(Items excerpted from a collection)
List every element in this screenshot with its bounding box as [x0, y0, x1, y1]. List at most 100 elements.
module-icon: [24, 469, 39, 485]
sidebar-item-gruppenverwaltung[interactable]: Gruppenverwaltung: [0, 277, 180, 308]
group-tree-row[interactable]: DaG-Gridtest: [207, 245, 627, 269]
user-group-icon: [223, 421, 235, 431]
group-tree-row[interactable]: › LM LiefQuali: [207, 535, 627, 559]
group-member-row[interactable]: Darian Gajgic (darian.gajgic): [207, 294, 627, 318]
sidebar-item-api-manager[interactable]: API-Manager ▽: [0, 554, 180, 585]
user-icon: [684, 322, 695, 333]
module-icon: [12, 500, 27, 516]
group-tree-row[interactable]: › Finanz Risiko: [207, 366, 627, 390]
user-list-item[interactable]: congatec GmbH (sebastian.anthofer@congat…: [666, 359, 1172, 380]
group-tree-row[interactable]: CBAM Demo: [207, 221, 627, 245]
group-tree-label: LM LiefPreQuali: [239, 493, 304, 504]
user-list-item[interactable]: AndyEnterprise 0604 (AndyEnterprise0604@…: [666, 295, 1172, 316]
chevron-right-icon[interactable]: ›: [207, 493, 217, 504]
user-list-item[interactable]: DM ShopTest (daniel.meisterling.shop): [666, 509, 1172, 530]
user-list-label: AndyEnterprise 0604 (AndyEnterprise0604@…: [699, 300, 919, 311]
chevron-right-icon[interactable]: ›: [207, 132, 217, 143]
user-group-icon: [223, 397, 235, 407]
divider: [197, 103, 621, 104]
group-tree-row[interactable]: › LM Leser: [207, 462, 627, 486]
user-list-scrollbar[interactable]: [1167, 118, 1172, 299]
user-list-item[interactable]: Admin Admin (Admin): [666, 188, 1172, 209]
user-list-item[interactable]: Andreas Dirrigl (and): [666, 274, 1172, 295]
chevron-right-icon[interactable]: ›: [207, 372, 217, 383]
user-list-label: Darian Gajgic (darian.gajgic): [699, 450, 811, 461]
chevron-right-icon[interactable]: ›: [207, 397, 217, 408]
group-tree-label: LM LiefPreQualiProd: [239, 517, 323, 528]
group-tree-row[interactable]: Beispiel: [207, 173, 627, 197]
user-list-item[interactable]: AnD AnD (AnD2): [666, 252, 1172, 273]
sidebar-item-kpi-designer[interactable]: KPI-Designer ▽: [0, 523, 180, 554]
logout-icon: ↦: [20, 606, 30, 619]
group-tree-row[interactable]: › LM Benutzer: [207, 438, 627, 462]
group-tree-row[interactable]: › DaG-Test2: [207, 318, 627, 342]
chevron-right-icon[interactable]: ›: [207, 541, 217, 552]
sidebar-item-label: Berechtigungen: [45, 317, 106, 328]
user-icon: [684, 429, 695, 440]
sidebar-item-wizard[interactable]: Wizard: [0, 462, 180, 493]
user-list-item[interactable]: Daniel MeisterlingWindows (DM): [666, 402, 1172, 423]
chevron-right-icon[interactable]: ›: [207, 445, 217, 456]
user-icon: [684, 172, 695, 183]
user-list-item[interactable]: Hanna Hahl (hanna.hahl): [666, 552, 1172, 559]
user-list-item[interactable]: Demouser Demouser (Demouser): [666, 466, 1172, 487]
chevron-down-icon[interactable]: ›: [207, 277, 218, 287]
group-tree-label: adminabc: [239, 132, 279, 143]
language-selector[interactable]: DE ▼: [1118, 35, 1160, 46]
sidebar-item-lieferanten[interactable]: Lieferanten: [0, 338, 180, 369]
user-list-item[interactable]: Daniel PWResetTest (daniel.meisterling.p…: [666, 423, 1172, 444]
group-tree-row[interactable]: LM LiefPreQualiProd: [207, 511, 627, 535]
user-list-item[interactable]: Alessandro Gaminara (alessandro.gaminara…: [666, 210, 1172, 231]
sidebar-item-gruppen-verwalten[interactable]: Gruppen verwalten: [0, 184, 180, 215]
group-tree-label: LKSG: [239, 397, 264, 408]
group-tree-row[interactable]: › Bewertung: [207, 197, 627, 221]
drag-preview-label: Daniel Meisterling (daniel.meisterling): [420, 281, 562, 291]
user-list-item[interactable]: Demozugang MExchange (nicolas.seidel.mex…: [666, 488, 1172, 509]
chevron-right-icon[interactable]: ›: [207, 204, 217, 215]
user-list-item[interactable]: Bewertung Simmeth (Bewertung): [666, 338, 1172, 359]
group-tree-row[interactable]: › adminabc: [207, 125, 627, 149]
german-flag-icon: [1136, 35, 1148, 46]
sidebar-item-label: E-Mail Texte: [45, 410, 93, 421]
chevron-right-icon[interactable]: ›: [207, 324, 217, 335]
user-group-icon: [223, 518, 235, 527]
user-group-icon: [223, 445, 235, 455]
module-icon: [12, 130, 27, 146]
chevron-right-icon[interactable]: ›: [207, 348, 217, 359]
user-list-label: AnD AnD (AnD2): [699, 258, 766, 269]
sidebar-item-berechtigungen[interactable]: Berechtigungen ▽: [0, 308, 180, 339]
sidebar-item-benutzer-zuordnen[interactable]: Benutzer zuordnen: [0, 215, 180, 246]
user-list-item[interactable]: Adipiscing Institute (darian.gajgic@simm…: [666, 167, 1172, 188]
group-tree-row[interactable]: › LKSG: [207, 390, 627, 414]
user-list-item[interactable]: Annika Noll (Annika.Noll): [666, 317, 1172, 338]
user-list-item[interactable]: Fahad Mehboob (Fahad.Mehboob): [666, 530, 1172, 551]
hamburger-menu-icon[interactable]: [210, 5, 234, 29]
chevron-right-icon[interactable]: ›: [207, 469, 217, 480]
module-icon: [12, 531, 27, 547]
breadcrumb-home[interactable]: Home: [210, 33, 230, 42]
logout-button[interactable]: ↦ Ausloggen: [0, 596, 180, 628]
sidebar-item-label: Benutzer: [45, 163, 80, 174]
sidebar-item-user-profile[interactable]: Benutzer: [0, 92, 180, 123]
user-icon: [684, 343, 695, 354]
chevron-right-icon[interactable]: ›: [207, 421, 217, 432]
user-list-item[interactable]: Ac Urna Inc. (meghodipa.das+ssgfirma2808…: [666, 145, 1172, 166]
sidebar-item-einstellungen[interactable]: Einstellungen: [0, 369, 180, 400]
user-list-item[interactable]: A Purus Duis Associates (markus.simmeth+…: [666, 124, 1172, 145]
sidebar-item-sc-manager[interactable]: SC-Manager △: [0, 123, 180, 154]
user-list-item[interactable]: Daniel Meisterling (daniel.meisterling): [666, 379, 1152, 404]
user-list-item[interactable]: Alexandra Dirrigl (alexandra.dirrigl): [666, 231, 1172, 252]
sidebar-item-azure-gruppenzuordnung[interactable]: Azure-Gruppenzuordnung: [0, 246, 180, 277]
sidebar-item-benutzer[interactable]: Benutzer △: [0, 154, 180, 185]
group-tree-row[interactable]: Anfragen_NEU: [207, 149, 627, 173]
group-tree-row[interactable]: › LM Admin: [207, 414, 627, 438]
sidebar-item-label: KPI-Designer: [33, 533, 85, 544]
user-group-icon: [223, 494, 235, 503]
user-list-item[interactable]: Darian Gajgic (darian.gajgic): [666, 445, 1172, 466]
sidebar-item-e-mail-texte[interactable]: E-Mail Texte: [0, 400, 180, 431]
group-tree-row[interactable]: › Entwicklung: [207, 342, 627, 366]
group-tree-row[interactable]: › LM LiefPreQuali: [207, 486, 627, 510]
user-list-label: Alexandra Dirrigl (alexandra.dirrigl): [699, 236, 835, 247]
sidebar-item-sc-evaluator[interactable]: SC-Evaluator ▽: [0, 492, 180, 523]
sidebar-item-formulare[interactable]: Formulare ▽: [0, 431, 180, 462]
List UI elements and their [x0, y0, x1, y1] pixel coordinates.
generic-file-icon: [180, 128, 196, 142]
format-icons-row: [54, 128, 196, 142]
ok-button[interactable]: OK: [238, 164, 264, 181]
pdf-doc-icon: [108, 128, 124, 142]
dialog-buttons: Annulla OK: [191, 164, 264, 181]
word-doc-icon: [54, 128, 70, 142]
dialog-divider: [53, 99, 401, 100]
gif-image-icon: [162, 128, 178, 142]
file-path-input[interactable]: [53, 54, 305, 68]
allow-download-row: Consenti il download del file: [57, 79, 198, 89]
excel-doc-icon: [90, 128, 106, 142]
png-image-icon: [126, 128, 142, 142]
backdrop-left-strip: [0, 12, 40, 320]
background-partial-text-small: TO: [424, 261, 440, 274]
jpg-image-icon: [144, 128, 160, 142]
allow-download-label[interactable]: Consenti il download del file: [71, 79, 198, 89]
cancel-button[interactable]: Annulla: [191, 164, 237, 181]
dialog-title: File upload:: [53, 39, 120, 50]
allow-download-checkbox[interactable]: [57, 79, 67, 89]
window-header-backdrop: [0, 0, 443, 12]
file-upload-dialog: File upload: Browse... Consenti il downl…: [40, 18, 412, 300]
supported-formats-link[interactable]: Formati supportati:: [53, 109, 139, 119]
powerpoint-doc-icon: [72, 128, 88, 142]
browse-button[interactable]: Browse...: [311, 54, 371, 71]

EXERCISE REQUIREMENTS>
Render the items as a Markdown table with the columns "No." and "Line". Start at the first item and continue through the line that contains "user-list-item[interactable]: DM ShopTest", including both ends and leaving out any blank lines.

THE SOLUTION>
| No. | Line |
|---|---|
| 1 | List every element in this screenshot with its bounding box as [x0, y0, x1, y1]. List at most 100 elements. |
| 2 | module-icon: [24, 469, 39, 485] |
| 3 | sidebar-item-gruppenverwaltung[interactable]: Gruppenverwaltung: [0, 277, 180, 308] |
| 4 | group-tree-row[interactable]: DaG-Gridtest: [207, 245, 627, 269] |
| 5 | user-group-icon: [223, 421, 235, 431] |
| 6 | group-tree-row[interactable]: › LM LiefQuali: [207, 535, 627, 559] |
| 7 | group-member-row[interactable]: Darian Gajgic (darian.gajgic): [207, 294, 627, 318] |
| 8 | sidebar-item-api-manager[interactable]: API-Manager ▽: [0, 554, 180, 585] |
| 9 | user-icon: [684, 322, 695, 333] |
| 10 | module-icon: [12, 500, 27, 516] |
| 11 | group-tree-row[interactable]: › Finanz Risiko: [207, 366, 627, 390] |
| 12 | user-list-item[interactable]: congatec GmbH (sebastian.anthofer@congat…: [666, 359, 1172, 380] |
| 13 | group-tree-row[interactable]: CBAM Demo: [207, 221, 627, 245] |
| 14 | group-tree-label: LM LiefPreQuali: [239, 493, 304, 504] |
| 15 | user-list-item[interactable]: AndyEnterprise 0604 (AndyEnterprise0604@…: [666, 295, 1172, 316] |
| 16 | chevron-right-icon[interactable]: ›: [207, 493, 217, 504] |
| 17 | user-list-item[interactable]: DM ShopTest (daniel.meisterling.shop): [666, 509, 1172, 530] |